Start of Block
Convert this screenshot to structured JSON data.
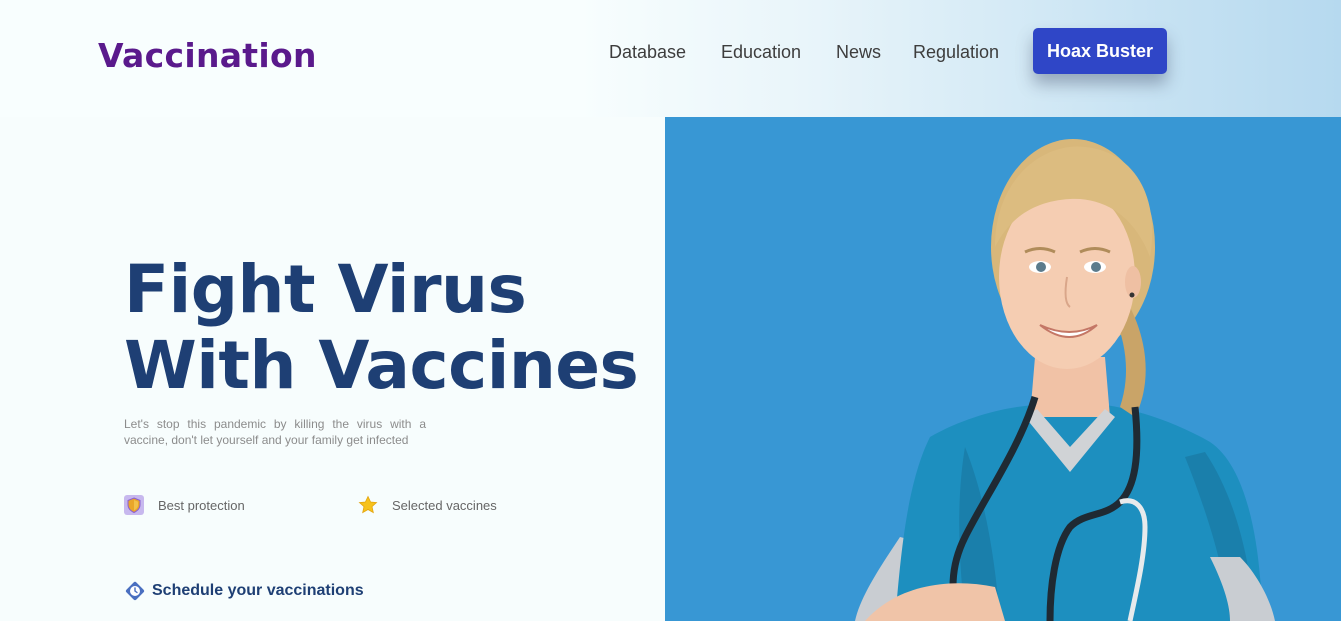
{
  "brand": {
    "name": "Vaccination"
  },
  "nav": {
    "items": [
      {
        "label": "Database"
      },
      {
        "label": "Education"
      },
      {
        "label": "News"
      },
      {
        "label": "Regulation"
      }
    ],
    "cta_label": "Hoax Buster"
  },
  "hero": {
    "headline_line1": "Fight Virus",
    "headline_line2": "With Vaccines",
    "subtext": "Let's stop this pandemic by killing the virus with a vaccine, don't let yourself and your family get infected",
    "features": [
      {
        "label": "Best protection",
        "icon": "shield-icon"
      },
      {
        "label": "Selected vaccines",
        "icon": "star-icon"
      }
    ],
    "schedule_link": {
      "label": "Schedule your vaccinations",
      "icon": "clock-icon"
    }
  },
  "colors": {
    "brand": "#5a1a8c",
    "headline": "#1e3f74",
    "cta": "#2f46c7",
    "panel": "#3897d4"
  }
}
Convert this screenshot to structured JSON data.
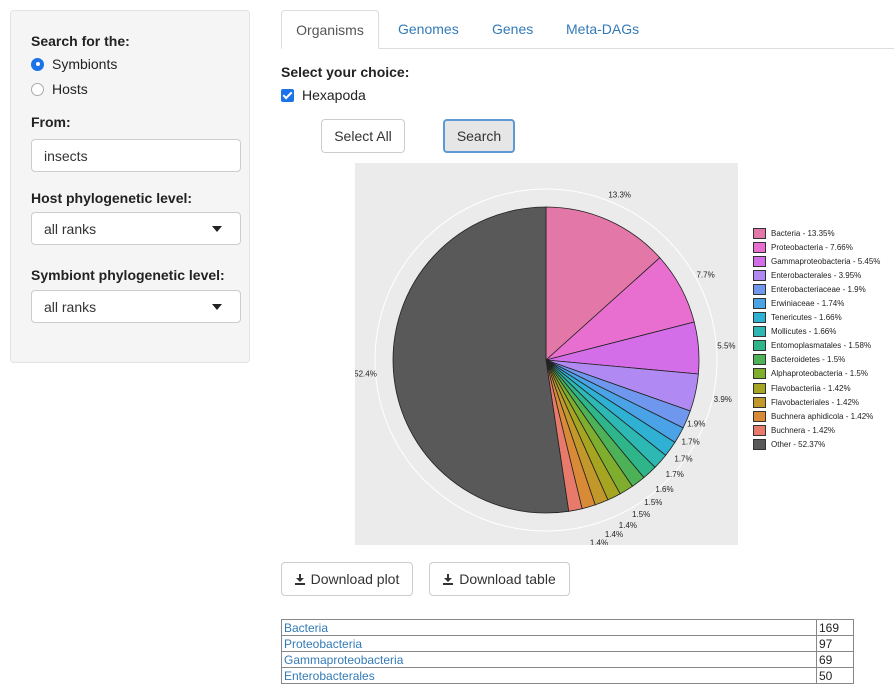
{
  "sidebar": {
    "search_label": "Search for the:",
    "radio_options": [
      "Symbionts",
      "Hosts"
    ],
    "selected_radio": "Symbionts",
    "from_label": "From:",
    "from_value": "insects",
    "host_level_label": "Host phylogenetic level:",
    "host_level_value": "all ranks",
    "symbiont_level_label": "Symbiont phylogenetic level:",
    "symbiont_level_value": "all ranks"
  },
  "tabs": [
    "Organisms",
    "Genomes",
    "Genes",
    "Meta-DAGs"
  ],
  "active_tab": "Organisms",
  "main": {
    "choice_label": "Select your choice:",
    "checkbox_label": "Hexapoda",
    "checkbox_checked": true,
    "select_all": "Select All",
    "search": "Search",
    "download_plot": "Download plot",
    "download_table": "Download table"
  },
  "chart_data": {
    "type": "pie",
    "slices": [
      {
        "label": "Bacteria - 13.35%",
        "value": 13.35,
        "pct_label": "13.3%",
        "color": "#e377a8"
      },
      {
        "label": "Proteobacteria - 7.66%",
        "value": 7.66,
        "pct_label": "7.7%",
        "color": "#e86fd0"
      },
      {
        "label": "Gammaproteobacteria - 5.45%",
        "value": 5.45,
        "pct_label": "5.5%",
        "color": "#d36ee8"
      },
      {
        "label": "Enterobacterales - 3.95%",
        "value": 3.95,
        "pct_label": "3.9%",
        "color": "#b08af2"
      },
      {
        "label": "Enterobacteriaceae - 1.9%",
        "value": 1.9,
        "pct_label": "1.9%",
        "color": "#6f97ee"
      },
      {
        "label": "Erwiniaceae - 1.74%",
        "value": 1.74,
        "pct_label": "1.7%",
        "color": "#4aa3e6"
      },
      {
        "label": "Tenericutes - 1.66%",
        "value": 1.66,
        "pct_label": "1.7%",
        "color": "#2fb1d3"
      },
      {
        "label": "Mollicutes - 1.66%",
        "value": 1.66,
        "pct_label": "1.7%",
        "color": "#2db8b4"
      },
      {
        "label": "Entomoplasmatales - 1.58%",
        "value": 1.58,
        "pct_label": "1.6%",
        "color": "#2eb58a"
      },
      {
        "label": "Bacteroidetes - 1.5%",
        "value": 1.5,
        "pct_label": "1.5%",
        "color": "#4db257"
      },
      {
        "label": "Alphaproteobacteria - 1.5%",
        "value": 1.5,
        "pct_label": "1.5%",
        "color": "#7fae2e"
      },
      {
        "label": "Flavobacteriia - 1.42%",
        "value": 1.42,
        "pct_label": "1.4%",
        "color": "#a5a521"
      },
      {
        "label": "Flavobacteriales - 1.42%",
        "value": 1.42,
        "pct_label": "1.4%",
        "color": "#c2982a"
      },
      {
        "label": "Buchnera aphidicola - 1.42%",
        "value": 1.42,
        "pct_label": "1.4%",
        "color": "#d98a36"
      },
      {
        "label": "Buchnera - 1.42%",
        "value": 1.42,
        "pct_label": "1.4%",
        "color": "#e87a6c"
      },
      {
        "label": "Other - 52.37%",
        "value": 52.37,
        "pct_label": "52.4%",
        "color": "#595959"
      }
    ]
  },
  "table": {
    "rows": [
      {
        "name": "Bacteria",
        "count": "169"
      },
      {
        "name": "Proteobacteria",
        "count": "97"
      },
      {
        "name": "Gammaproteobacteria",
        "count": "69"
      },
      {
        "name": "Enterobacterales",
        "count": "50"
      }
    ]
  }
}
End of Block
◆ **YOUR OBJECTIVE**: Show all lines in the entries above where the word "Download" appears.

◆ **ANSWER SPACE**:
    "download_plot": "Download plot",
    "download_table": "Download table"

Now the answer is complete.